STATED EXERCISE:
Identify all lines in the data containing the string "date". Copy them out.

>> begin DATA

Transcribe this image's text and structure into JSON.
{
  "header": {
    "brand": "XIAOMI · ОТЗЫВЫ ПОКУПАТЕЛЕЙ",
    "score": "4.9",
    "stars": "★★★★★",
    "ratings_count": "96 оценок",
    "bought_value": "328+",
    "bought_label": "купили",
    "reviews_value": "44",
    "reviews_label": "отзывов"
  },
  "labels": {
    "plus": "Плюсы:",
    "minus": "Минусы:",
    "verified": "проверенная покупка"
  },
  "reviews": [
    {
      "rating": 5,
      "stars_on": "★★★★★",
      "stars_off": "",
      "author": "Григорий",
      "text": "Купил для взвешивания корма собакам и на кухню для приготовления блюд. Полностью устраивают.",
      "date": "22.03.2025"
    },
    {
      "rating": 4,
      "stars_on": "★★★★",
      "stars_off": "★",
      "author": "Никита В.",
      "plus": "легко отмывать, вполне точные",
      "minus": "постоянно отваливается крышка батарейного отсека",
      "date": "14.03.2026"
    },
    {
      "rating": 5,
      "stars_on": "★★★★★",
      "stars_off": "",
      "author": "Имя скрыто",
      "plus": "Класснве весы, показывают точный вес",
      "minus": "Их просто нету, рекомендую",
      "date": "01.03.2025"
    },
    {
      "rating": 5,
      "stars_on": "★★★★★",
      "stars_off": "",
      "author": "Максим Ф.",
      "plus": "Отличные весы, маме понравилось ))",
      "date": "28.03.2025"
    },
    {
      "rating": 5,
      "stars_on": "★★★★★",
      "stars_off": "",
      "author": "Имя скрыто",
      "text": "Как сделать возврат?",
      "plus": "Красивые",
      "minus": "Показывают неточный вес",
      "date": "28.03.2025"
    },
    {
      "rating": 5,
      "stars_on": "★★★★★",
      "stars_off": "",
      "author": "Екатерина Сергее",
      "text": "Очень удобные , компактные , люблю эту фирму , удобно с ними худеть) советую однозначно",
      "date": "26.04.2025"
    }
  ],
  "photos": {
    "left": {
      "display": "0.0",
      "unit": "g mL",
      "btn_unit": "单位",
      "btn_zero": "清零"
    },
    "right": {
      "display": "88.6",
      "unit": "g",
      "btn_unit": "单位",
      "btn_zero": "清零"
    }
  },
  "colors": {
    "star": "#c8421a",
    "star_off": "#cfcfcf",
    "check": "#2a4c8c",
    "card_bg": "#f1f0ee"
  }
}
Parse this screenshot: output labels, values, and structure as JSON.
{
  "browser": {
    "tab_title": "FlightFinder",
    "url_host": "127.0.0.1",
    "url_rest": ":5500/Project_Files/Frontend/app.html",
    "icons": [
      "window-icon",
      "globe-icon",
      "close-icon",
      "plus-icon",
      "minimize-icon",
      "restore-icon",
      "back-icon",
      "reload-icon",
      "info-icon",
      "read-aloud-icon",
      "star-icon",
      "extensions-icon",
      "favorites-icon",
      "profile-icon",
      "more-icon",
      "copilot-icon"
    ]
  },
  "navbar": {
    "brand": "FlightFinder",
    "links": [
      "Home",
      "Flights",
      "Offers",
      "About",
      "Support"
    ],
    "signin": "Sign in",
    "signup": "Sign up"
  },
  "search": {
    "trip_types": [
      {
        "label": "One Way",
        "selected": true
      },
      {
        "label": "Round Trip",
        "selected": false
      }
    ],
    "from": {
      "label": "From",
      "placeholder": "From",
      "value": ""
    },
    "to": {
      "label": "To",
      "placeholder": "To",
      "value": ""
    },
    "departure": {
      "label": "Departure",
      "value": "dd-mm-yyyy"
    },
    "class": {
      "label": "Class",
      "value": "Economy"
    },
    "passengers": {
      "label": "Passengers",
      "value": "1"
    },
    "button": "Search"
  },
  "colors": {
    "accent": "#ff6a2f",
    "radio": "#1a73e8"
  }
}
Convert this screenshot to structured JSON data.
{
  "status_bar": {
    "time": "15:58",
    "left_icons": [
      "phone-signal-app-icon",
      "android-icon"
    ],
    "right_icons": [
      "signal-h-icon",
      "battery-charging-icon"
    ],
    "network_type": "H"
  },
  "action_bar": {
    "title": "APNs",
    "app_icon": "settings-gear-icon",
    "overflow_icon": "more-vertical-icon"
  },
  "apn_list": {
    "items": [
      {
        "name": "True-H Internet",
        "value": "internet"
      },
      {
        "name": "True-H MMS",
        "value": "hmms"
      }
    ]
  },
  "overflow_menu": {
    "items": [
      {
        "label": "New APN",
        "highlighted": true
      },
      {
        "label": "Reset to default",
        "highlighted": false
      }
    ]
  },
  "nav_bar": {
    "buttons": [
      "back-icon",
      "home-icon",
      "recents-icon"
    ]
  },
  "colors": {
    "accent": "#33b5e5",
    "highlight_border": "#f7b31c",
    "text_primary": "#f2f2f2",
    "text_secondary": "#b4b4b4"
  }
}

>> end DATA

REPLY:
      "date": "22.03.2025"
      "date": "14.03.2026"
      "date": "01.03.2025"
      "date": "28.03.2025"
      "date": "28.03.2025"
      "date": "26.04.2025"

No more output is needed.